▸ Your instructions
Copy out each line containing "ylabel" from the entries below.

▸ Provided records
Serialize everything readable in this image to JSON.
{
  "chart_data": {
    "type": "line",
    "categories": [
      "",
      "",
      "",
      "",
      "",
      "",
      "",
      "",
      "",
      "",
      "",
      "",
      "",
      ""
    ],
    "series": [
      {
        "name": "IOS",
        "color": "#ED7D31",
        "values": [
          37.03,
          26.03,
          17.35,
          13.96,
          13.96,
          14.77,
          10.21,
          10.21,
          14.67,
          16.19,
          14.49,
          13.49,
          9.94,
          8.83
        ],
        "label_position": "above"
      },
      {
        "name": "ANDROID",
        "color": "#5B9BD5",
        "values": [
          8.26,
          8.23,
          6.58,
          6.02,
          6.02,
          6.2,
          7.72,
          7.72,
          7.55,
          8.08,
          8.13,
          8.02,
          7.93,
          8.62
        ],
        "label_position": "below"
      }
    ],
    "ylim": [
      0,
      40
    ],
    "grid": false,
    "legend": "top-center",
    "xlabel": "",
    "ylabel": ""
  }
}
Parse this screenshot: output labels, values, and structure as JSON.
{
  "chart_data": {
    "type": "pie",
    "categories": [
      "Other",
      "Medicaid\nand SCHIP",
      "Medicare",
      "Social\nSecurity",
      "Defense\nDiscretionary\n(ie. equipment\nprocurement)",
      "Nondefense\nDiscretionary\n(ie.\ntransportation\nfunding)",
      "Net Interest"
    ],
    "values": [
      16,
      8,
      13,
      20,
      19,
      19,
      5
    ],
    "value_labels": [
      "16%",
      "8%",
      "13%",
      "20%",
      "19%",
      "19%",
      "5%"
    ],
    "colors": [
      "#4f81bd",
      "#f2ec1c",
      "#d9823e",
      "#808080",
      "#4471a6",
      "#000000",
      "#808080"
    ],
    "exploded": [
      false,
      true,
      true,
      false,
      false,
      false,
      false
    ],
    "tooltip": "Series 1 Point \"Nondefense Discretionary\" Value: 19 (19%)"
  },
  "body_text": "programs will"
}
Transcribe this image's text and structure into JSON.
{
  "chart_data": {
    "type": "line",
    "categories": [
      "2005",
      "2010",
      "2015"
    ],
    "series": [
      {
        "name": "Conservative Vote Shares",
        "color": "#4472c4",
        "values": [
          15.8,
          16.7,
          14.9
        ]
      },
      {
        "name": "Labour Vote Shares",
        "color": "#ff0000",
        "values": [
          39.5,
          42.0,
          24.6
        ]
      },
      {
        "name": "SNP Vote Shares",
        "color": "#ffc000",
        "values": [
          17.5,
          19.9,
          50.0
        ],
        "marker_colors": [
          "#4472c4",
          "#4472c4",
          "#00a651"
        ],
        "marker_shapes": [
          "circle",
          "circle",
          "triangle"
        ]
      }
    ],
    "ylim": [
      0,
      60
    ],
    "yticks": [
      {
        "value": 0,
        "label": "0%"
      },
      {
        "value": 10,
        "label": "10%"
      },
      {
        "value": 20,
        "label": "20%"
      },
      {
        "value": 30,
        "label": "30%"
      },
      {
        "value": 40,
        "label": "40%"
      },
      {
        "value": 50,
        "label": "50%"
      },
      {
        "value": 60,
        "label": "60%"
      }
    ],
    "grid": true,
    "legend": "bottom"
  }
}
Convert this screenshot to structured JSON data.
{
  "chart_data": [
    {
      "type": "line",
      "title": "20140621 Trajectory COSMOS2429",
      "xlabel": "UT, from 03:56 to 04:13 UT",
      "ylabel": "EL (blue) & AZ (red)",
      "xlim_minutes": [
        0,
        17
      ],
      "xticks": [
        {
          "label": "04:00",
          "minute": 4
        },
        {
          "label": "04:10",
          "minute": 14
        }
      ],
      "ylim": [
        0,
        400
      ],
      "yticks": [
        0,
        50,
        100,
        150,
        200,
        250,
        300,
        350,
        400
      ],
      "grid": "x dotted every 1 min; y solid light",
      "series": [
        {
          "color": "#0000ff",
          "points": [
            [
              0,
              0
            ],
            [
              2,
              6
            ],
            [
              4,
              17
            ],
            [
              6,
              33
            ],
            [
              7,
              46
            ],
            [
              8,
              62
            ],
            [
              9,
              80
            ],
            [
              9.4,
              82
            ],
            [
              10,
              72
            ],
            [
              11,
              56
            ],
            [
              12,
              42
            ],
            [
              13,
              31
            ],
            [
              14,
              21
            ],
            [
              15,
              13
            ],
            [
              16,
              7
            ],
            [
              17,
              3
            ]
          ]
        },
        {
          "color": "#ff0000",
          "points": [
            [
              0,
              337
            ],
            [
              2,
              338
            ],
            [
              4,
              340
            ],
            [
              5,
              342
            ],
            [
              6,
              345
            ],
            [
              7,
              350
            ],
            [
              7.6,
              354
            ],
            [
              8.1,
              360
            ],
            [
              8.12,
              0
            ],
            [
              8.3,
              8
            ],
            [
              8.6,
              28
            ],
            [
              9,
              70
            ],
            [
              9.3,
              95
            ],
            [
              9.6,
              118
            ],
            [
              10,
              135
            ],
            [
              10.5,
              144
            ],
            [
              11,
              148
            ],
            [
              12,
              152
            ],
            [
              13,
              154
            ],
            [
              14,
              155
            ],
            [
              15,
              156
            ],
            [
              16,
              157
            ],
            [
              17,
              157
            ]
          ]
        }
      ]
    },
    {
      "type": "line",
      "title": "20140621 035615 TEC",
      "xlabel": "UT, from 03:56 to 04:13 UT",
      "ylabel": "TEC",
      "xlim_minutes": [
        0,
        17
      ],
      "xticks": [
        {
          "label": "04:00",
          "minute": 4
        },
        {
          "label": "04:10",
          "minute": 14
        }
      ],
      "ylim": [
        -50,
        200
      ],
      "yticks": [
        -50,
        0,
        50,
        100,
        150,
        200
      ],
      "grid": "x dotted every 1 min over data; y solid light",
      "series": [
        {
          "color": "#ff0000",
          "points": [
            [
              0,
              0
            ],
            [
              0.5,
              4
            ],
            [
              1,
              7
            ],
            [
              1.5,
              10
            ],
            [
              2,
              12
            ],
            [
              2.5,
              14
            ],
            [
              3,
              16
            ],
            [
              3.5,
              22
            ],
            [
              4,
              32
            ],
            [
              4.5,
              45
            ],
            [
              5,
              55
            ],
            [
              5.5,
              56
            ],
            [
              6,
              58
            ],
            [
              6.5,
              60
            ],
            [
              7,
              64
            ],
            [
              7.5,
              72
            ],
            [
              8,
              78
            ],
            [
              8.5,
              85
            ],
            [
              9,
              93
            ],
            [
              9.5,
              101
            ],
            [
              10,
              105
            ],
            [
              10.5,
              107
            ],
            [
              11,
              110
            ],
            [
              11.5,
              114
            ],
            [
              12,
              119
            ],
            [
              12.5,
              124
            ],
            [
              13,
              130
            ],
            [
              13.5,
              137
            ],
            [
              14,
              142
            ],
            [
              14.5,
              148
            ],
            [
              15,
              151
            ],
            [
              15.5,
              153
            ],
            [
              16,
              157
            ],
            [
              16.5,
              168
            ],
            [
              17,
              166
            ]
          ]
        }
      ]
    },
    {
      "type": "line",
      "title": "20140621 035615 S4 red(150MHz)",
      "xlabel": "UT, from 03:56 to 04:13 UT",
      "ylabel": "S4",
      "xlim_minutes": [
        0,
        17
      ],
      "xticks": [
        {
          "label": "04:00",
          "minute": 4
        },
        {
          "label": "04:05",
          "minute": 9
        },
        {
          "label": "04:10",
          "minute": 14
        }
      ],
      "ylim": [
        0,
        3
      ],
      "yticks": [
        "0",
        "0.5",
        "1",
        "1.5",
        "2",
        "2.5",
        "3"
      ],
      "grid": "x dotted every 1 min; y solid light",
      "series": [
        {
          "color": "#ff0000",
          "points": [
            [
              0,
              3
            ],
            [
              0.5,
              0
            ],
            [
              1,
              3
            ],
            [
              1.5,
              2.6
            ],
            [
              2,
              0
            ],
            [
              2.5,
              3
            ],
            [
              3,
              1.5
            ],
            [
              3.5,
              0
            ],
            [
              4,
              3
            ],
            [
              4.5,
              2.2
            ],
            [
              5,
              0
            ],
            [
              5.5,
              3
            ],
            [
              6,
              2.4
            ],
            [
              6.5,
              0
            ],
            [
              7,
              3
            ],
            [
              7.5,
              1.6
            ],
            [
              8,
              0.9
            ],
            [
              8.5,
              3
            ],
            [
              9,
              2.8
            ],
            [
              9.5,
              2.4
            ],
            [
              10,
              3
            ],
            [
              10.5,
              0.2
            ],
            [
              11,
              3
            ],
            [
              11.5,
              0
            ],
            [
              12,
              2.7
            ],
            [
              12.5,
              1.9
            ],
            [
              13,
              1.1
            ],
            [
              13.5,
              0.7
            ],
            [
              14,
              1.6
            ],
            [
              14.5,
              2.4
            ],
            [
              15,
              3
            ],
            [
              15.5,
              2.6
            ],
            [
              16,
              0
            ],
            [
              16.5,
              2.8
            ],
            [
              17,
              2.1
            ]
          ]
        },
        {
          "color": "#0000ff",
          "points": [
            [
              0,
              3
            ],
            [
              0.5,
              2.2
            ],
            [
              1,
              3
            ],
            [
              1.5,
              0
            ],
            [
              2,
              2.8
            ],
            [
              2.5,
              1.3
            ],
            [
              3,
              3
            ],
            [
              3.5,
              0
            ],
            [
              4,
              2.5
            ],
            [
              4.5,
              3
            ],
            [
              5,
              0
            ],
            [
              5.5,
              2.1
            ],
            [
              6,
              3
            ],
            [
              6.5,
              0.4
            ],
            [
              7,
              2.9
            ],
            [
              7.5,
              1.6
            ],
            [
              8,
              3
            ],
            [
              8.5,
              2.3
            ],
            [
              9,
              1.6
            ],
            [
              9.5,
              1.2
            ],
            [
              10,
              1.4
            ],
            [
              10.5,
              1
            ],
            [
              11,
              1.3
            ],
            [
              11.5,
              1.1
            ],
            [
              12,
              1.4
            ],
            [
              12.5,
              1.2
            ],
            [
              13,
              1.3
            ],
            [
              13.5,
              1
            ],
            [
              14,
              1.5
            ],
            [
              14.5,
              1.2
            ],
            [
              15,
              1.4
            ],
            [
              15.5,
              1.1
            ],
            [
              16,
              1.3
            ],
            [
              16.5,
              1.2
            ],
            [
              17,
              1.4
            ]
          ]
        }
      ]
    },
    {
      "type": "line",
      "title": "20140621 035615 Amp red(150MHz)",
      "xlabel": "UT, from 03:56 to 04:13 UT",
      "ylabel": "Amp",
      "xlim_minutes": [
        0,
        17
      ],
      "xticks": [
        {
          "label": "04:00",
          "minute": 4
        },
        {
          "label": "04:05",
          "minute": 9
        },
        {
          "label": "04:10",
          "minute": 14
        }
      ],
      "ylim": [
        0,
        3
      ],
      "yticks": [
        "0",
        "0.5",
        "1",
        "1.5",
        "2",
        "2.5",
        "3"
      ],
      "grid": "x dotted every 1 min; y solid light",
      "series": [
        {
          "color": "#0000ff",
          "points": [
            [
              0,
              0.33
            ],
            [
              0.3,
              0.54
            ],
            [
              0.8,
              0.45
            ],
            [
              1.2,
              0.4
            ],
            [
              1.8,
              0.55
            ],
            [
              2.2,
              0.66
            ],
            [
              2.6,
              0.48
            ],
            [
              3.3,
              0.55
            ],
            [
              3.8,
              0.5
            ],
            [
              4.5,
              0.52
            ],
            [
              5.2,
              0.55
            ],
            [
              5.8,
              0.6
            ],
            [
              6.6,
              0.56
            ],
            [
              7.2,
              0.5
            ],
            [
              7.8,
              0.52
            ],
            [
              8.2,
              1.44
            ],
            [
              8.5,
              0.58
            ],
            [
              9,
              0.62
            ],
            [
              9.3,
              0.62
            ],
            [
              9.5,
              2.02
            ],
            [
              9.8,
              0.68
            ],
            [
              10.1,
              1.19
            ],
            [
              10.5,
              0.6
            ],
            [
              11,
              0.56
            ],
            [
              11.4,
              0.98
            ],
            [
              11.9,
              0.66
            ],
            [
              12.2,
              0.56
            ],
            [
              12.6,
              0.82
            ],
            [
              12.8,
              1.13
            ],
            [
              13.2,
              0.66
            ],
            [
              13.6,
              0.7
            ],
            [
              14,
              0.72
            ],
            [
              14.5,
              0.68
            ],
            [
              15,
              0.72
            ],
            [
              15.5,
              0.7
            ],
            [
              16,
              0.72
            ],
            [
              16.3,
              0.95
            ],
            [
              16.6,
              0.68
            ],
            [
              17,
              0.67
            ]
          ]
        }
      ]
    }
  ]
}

▸ Finished task
    "ylabel": ""
      "ylabel": "EL (blue) & AZ (red)",
      "ylabel": "TEC",
      "ylabel": "S4",
      "ylabel": "Amp",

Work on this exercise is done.